[Extracted records]
--

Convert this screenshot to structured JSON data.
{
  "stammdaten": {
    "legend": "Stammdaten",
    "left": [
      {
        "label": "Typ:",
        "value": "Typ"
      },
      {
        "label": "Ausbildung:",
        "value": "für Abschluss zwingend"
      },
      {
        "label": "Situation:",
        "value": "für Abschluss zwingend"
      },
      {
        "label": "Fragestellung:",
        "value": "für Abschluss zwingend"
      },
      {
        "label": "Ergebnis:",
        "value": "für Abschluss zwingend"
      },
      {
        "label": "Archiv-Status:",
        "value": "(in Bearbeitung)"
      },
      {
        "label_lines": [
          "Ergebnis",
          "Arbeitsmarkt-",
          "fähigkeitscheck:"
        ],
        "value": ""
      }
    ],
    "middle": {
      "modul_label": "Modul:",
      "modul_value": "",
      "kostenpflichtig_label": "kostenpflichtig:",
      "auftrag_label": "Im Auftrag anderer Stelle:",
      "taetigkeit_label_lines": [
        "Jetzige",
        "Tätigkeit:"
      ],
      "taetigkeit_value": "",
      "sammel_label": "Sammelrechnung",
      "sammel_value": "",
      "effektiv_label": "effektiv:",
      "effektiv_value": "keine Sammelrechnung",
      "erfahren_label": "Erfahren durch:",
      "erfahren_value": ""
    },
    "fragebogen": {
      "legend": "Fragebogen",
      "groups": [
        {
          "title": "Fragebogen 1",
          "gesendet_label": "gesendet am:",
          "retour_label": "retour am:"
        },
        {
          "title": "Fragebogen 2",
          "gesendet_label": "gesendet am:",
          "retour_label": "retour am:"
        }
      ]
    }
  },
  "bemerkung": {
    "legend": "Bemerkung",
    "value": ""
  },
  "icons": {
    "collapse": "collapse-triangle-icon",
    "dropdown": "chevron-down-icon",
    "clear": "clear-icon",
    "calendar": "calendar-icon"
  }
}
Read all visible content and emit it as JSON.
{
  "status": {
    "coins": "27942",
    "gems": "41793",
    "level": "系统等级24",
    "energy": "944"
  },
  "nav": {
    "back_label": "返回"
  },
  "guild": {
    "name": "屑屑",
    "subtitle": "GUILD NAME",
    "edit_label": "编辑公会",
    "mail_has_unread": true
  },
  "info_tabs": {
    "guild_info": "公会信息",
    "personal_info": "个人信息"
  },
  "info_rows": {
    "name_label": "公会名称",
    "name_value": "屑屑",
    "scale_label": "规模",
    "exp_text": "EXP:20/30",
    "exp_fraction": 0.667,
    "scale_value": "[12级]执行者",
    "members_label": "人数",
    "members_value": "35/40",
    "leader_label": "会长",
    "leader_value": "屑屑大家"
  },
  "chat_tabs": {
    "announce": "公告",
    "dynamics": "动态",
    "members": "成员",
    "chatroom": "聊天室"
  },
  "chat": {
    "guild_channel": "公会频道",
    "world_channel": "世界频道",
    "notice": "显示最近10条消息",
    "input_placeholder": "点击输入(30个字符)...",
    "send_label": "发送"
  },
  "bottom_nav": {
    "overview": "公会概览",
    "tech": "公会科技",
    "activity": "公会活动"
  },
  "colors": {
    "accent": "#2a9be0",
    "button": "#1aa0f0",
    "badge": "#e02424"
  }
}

--

WHAT YOU SHOULD DO:
Print out every entry, keeping each one exact.

RESULT FOR THIS EXERCISE:
Convert this screenshot to structured JSON data.
{
  "stammdaten": {
    "legend": "Stammdaten",
    "left": [
      {
        "label": "Typ:",
        "value": "Typ"
      },
      {
        "label": "Ausbildung:",
        "value": "für Abschluss zwingend"
      },
      {
        "label": "Situation:",
        "value": "für Abschluss zwingend"
      },
      {
        "label": "Fragestellung:",
        "value": "für Abschluss zwingend"
      },
      {
        "label": "Ergebnis:",
        "value": "für Abschluss zwingend"
      },
      {
        "label": "Archiv-Status:",
        "value": "(in Bearbeitung)"
      },
      {
        "label_lines": [
          "Ergebnis",
          "Arbeitsmarkt-",
          "fähigkeitscheck:"
        ],
        "value": ""
      }
    ],
    "middle": {
      "modul_label": "Modul:",
      "modul_value": "",
      "kostenpflichtig_label": "kostenpflichtig:",
      "auftrag_label": "Im Auftrag anderer Stelle:",
      "taetigkeit_label_lines": [
        "Jetzige",
        "Tätigkeit:"
      ],
      "taetigkeit_value": "",
      "sammel_label": "Sammelrechnung",
      "sammel_value": "",
      "effektiv_label": "effektiv:",
      "effektiv_value": "keine Sammelrechnung",
      "erfahren_label": "Erfahren durch:",
      "erfahren_value": ""
    },
    "fragebogen": {
      "legend": "Fragebogen",
      "groups": [
        {
          "title": "Fragebogen 1",
          "gesendet_label": "gesendet am:",
          "retour_label": "retour am:"
        },
        {
          "title": "Fragebogen 2",
          "gesendet_label": "gesendet am:",
          "retour_label": "retour am:"
        }
      ]
    }
  },
  "bemerkung": {
    "legend": "Bemerkung",
    "value": ""
  },
  "icons": {
    "collapse": "collapse-triangle-icon",
    "dropdown": "chevron-down-icon",
    "clear": "clear-icon",
    "calendar": "calendar-icon"
  }
}
Read all visible content and emit it as JSON.
{
  "status": {
    "coins": "27942",
    "gems": "41793",
    "level": "系统等级24",
    "energy": "944"
  },
  "nav": {
    "back_label": "返回"
  },
  "guild": {
    "name": "屑屑",
    "subtitle": "GUILD NAME",
    "edit_label": "编辑公会",
    "mail_has_unread": true
  },
  "info_tabs": {
    "guild_info": "公会信息",
    "personal_info": "个人信息"
  },
  "info_rows": {
    "name_label": "公会名称",
    "name_value": "屑屑",
    "scale_label": "规模",
    "exp_text": "EXP:20/30",
    "exp_fraction": 0.667,
    "scale_value": "[12级]执行者",
    "members_label": "人数",
    "members_value": "35/40",
    "leader_label": "会长",
    "leader_value": "屑屑大家"
  },
  "chat_tabs": {
    "announce": "公告",
    "dynamics": "动态",
    "members": "成员",
    "chatroom": "聊天室"
  },
  "chat": {
    "guild_channel": "公会频道",
    "world_channel": "世界频道",
    "notice": "显示最近10条消息",
    "input_placeholder": "点击输入(30个字符)...",
    "send_label": "发送"
  },
  "bottom_nav": {
    "overview": "公会概览",
    "tech": "公会科技",
    "activity": "公会活动"
  },
  "colors": {
    "accent": "#2a9be0",
    "button": "#1aa0f0",
    "badge": "#e02424"
  }
}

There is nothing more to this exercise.